==== MATERIAL ====

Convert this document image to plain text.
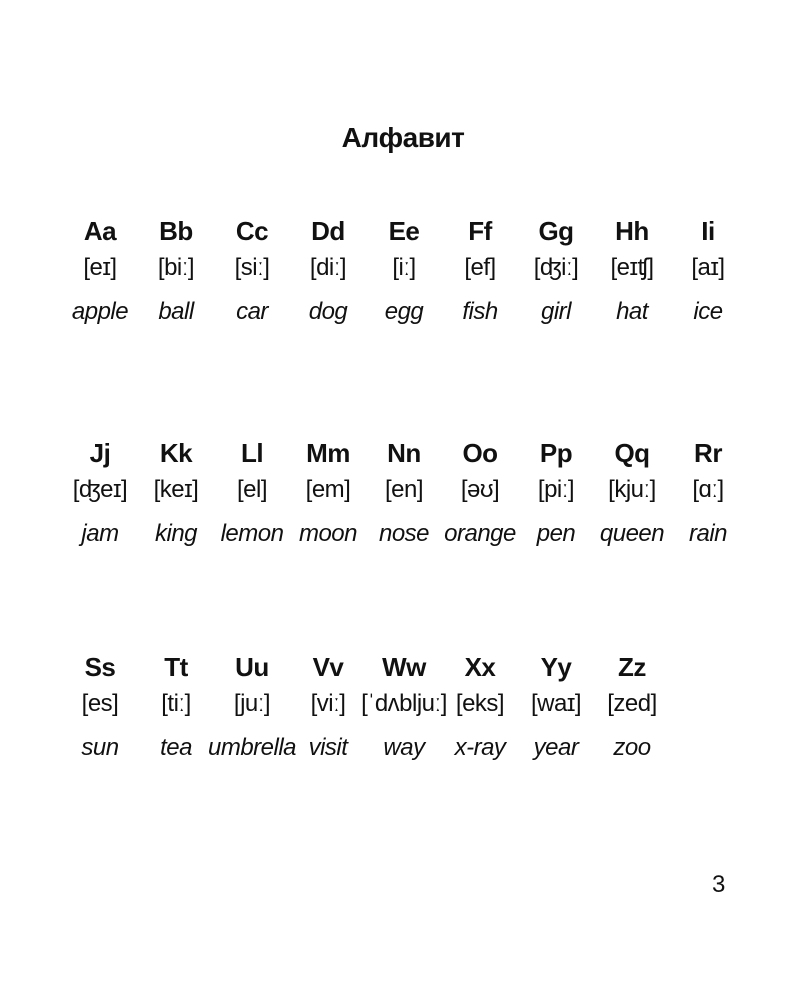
Алфавит
Aa
[eɪ]
apple
Bb
[biː]
ball
Cc
[siː]
car
Dd
[diː]
dog
Ee
[iː]
egg
Ff
[ef]
fish
Gg
[ʤiː]
girl
Hh
[eɪʧ]
hat
Ii
[aɪ]
ice
Jj
[ʤeɪ]
jam
Kk
[keɪ]
king
Ll
[el]
lemon
Mm
[em]
moon
Nn
[en]
nose
Oo
[əʊ]
orange
Pp
[piː]
pen
Qq
[kjuː]
queen
Rr
[ɑː]
rain
Ss
[es]
sun
Tt
[tiː]
tea
Uu
[juː]
umbrella
Vv
[viː]
visit
Ww
[ˈdʌbljuː]
way
Xx
[eks]
x-ray
Yy
[waɪ]
year
Zz
[zed]
zoo
3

====

* _EXERCISE REQUIREMENTS_: The listing above needs to be output again exactly. Don't include the pictures.

* _REPLY_:
Convert this document image to plain text.
Алфавит
Aa
[eɪ]
apple
Bb
[biː]
ball
Cc
[siː]
car
Dd
[diː]
dog
Ee
[iː]
egg
Ff
[ef]
fish
Gg
[ʤiː]
girl
Hh
[eɪʧ]
hat
Ii
[aɪ]
ice
Jj
[ʤeɪ]
jam
Kk
[keɪ]
king
Ll
[el]
lemon
Mm
[em]
moon
Nn
[en]
nose
Oo
[əʊ]
orange
Pp
[piː]
pen
Qq
[kjuː]
queen
Rr
[ɑː]
rain
Ss
[es]
sun
Tt
[tiː]
tea
Uu
[juː]
umbrella
Vv
[viː]
visit
Ww
[ˈdʌbljuː]
way
Xx
[eks]
x-ray
Yy
[waɪ]
year
Zz
[zed]
zoo
3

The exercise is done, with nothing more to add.